Required task.
Scan the lines and state how many carry "горячего". Leave out everything but the number.

[Excerpt from a dataset]
▼

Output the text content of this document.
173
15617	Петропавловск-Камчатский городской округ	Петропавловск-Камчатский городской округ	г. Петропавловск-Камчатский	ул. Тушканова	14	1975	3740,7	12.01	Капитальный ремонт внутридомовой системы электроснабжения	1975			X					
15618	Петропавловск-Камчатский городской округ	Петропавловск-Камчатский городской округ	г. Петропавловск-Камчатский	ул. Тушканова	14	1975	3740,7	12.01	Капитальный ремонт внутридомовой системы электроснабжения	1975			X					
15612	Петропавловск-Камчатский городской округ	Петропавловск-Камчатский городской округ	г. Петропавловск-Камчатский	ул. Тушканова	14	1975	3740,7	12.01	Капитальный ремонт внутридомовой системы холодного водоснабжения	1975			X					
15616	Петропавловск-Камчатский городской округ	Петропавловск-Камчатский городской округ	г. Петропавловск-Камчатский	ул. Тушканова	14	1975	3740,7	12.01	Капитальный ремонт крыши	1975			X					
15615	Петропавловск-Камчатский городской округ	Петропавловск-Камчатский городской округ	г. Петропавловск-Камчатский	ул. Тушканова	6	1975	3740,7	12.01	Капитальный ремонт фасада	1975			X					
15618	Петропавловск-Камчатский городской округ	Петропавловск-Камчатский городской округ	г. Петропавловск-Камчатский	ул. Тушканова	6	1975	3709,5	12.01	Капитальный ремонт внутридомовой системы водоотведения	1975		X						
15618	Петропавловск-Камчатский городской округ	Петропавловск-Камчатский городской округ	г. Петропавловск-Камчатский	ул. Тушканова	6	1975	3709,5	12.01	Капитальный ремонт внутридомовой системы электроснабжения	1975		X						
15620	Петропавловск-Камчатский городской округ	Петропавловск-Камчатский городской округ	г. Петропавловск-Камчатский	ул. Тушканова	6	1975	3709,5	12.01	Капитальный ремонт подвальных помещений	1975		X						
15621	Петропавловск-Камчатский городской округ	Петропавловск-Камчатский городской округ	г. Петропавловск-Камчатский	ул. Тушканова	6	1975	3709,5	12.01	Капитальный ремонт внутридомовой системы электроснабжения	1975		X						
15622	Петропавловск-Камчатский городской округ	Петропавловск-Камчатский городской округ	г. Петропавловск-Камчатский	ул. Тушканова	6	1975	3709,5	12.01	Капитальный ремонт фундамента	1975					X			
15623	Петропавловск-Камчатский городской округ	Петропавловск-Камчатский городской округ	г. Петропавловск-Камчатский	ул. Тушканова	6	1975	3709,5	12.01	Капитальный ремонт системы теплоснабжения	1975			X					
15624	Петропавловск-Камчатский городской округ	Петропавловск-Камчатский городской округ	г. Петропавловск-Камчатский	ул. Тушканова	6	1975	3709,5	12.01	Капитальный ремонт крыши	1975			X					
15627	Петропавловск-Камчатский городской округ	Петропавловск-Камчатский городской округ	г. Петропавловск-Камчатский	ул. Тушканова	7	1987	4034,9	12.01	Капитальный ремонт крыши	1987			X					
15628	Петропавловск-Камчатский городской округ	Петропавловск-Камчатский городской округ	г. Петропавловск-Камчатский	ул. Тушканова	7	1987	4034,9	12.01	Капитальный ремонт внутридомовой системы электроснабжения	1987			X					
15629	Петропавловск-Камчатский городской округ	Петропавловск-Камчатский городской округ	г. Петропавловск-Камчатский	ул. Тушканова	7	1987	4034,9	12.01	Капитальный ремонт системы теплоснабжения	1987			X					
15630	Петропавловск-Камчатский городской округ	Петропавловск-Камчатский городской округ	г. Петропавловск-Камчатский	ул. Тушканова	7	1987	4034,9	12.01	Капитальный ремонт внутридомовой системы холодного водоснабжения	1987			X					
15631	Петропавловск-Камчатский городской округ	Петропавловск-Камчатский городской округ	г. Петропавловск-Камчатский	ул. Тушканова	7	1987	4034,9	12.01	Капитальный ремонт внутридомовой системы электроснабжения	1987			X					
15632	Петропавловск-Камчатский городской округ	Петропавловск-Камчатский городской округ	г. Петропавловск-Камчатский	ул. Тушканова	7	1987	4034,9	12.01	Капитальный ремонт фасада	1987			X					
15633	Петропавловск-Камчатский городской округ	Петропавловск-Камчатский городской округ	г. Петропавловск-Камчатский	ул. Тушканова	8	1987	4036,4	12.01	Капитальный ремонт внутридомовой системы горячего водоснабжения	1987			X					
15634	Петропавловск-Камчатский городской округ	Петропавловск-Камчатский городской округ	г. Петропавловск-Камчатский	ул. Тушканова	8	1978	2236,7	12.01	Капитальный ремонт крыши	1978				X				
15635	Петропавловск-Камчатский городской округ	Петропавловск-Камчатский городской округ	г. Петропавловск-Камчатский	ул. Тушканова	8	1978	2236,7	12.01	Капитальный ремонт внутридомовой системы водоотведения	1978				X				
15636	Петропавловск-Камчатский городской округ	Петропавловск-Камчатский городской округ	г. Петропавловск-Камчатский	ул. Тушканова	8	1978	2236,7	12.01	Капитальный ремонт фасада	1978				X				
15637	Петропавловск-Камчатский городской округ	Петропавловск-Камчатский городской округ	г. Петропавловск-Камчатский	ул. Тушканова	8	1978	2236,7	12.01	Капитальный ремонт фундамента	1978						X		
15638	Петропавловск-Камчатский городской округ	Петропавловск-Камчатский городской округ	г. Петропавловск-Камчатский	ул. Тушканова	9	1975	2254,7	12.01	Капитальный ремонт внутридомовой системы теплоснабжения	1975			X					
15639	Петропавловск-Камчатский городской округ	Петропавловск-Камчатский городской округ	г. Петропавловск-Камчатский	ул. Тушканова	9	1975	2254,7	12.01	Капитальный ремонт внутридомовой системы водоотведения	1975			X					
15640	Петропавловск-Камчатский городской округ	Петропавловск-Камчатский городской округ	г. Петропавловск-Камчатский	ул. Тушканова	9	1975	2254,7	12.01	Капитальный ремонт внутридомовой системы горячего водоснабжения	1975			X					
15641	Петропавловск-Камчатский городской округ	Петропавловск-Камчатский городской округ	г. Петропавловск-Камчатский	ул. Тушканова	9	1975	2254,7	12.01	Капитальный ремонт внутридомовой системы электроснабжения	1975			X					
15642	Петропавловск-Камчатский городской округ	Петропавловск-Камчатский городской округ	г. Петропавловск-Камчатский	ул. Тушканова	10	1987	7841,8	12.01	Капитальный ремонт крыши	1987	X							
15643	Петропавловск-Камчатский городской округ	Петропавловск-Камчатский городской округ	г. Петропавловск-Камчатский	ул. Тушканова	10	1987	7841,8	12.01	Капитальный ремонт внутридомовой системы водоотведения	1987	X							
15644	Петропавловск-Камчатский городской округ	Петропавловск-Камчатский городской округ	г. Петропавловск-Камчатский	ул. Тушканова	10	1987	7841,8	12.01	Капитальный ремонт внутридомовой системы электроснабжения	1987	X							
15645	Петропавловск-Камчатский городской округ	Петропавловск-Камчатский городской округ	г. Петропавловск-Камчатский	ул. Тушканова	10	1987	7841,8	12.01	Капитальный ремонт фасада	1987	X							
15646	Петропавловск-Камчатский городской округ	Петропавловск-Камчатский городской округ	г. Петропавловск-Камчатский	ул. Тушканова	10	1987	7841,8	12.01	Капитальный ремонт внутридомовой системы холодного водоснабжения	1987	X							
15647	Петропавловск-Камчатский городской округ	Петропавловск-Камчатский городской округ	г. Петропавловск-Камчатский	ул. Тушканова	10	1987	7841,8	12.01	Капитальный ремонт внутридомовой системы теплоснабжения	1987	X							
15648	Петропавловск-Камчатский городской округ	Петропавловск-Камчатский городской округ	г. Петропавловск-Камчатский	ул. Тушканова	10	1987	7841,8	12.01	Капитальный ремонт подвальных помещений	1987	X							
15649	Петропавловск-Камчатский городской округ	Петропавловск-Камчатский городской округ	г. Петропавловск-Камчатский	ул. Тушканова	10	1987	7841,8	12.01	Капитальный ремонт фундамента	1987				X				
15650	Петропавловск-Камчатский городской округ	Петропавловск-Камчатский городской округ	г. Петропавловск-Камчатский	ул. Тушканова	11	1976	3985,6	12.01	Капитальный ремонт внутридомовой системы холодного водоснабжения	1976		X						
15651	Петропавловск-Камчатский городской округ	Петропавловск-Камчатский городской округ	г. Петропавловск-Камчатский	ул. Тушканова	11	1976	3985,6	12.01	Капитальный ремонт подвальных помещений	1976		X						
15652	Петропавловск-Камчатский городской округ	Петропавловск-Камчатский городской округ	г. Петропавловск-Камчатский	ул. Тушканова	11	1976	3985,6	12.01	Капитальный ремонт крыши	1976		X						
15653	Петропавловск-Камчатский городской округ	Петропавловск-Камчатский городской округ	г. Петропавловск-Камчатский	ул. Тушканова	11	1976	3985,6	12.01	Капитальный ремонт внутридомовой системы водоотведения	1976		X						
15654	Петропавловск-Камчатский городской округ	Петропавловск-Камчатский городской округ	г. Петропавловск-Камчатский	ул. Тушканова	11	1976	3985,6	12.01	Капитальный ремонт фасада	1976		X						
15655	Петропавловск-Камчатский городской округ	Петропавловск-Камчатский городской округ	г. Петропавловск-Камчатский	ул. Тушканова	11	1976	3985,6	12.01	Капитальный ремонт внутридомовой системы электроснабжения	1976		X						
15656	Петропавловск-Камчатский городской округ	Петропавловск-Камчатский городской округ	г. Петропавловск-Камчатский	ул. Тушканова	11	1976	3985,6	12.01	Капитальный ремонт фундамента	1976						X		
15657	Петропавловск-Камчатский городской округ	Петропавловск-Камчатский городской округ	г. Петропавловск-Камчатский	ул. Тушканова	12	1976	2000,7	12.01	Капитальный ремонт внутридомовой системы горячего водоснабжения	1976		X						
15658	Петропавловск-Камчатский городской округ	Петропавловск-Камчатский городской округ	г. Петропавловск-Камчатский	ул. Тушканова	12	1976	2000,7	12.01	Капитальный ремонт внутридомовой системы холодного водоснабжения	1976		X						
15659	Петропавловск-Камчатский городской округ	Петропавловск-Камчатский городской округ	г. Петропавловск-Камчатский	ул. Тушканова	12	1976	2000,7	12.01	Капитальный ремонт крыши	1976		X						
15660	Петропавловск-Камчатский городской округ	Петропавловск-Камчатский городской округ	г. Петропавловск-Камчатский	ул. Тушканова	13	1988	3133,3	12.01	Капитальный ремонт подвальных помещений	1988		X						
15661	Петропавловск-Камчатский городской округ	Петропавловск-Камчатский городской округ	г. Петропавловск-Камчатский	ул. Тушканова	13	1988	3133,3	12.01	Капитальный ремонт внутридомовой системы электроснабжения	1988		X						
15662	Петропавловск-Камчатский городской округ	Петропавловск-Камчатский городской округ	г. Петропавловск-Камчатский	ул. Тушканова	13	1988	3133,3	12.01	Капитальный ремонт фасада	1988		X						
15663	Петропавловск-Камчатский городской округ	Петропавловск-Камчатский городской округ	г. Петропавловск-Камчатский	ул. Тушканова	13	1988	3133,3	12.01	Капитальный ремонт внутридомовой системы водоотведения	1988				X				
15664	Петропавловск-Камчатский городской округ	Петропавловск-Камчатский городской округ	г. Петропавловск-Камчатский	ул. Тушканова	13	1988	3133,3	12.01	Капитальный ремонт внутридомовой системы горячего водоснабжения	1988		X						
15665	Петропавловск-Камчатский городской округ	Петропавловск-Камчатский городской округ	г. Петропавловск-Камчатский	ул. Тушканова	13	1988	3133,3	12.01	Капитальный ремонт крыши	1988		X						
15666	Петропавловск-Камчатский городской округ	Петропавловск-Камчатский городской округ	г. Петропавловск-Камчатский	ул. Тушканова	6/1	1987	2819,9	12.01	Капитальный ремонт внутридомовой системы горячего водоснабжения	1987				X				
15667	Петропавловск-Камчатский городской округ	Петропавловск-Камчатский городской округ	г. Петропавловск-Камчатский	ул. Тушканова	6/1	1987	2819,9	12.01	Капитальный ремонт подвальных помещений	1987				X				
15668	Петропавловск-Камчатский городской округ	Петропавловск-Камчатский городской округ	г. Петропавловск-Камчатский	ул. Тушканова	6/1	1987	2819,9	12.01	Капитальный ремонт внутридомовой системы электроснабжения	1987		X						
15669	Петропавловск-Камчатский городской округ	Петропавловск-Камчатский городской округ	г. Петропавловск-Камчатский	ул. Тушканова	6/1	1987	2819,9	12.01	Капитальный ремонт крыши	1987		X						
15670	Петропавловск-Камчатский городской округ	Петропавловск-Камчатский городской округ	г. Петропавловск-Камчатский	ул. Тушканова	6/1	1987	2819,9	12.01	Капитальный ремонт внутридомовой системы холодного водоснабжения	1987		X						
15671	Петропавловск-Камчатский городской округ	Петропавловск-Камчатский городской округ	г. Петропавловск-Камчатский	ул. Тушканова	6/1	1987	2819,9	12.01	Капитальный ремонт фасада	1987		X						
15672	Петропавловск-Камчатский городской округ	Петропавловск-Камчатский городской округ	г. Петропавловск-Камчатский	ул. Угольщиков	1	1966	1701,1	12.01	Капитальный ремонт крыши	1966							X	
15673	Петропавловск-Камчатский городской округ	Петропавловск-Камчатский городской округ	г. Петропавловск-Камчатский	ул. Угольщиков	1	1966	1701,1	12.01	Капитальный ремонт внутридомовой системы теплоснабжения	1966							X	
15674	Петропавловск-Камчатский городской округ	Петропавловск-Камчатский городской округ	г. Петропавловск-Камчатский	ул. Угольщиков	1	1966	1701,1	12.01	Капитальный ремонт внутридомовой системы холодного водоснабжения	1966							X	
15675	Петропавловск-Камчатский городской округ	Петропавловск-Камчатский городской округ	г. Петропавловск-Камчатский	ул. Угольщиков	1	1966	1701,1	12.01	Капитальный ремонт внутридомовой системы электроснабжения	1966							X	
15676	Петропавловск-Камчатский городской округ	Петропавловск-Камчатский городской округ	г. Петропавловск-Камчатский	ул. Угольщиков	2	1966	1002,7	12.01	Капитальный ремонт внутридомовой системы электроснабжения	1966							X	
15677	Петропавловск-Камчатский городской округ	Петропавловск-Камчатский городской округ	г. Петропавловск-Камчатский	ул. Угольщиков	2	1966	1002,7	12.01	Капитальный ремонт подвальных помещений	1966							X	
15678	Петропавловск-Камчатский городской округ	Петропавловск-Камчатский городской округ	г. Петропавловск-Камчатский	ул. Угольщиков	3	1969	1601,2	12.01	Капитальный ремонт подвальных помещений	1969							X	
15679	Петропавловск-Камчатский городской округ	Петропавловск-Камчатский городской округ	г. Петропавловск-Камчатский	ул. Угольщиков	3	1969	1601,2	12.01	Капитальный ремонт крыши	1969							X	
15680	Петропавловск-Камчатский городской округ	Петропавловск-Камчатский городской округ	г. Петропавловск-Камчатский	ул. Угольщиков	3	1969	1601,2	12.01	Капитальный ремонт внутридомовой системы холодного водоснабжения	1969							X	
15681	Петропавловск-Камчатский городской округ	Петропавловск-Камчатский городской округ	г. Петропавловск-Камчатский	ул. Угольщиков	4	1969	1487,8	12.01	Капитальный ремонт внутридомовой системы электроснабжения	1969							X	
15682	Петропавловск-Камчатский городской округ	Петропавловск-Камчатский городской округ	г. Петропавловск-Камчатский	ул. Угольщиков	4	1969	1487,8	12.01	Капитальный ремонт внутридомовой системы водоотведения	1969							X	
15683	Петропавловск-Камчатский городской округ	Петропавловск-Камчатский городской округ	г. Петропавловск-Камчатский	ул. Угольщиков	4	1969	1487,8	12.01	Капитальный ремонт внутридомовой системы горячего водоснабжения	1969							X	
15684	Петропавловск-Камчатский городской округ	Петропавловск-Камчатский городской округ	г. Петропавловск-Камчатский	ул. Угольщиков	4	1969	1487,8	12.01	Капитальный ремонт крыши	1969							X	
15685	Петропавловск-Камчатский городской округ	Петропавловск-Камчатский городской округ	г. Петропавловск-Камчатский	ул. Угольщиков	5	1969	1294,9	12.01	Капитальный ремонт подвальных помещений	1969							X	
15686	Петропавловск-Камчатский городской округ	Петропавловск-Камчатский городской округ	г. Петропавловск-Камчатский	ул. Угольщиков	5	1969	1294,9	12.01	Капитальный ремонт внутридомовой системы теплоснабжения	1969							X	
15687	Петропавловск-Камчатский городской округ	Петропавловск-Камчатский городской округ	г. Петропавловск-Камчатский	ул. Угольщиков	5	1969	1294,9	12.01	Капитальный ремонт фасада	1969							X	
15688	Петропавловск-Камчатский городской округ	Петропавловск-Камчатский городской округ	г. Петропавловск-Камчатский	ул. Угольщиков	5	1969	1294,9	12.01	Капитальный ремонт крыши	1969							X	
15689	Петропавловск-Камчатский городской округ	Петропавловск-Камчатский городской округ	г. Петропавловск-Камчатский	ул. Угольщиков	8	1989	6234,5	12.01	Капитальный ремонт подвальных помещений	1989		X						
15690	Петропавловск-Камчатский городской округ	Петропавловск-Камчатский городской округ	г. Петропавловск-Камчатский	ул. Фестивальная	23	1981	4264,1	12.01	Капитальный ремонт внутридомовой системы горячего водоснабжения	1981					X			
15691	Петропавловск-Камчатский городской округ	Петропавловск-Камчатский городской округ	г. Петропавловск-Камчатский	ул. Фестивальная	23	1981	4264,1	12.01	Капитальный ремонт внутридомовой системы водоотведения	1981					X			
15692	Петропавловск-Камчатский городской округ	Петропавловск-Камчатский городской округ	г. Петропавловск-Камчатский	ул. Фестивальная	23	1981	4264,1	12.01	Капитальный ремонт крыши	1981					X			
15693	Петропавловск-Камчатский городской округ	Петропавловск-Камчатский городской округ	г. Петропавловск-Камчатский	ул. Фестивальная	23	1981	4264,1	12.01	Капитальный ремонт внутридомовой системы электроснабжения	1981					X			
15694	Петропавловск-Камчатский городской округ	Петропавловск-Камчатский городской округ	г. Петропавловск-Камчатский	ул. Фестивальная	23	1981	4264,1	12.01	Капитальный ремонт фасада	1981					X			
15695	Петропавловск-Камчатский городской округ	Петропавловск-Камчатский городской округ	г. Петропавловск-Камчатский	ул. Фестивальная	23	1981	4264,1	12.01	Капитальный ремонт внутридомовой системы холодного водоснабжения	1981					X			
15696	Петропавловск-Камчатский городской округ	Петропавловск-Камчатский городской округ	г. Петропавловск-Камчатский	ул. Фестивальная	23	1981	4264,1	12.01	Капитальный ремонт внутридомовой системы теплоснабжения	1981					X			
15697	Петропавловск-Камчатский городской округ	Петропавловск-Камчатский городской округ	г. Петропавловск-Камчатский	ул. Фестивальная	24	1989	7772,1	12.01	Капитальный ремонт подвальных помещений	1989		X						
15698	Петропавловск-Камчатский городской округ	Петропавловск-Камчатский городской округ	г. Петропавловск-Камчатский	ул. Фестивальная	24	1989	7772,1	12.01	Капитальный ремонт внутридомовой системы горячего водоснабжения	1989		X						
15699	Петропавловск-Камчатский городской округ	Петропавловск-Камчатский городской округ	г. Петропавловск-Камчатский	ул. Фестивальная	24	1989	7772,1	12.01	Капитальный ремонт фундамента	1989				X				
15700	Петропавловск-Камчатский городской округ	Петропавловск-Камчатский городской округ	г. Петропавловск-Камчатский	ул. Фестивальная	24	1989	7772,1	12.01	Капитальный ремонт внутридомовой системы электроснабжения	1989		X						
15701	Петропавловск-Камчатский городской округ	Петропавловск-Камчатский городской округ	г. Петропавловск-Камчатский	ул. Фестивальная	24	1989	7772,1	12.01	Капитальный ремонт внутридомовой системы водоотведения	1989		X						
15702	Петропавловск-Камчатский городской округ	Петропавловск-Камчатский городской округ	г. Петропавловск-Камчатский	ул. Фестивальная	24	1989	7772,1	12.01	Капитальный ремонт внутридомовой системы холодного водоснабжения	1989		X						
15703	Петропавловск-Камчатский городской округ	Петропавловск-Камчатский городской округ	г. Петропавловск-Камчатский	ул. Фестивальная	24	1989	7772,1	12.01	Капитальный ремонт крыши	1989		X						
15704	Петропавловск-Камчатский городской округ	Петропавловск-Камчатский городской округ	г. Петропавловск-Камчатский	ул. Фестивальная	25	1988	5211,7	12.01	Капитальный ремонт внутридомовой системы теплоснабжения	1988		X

▲

Full answer.
8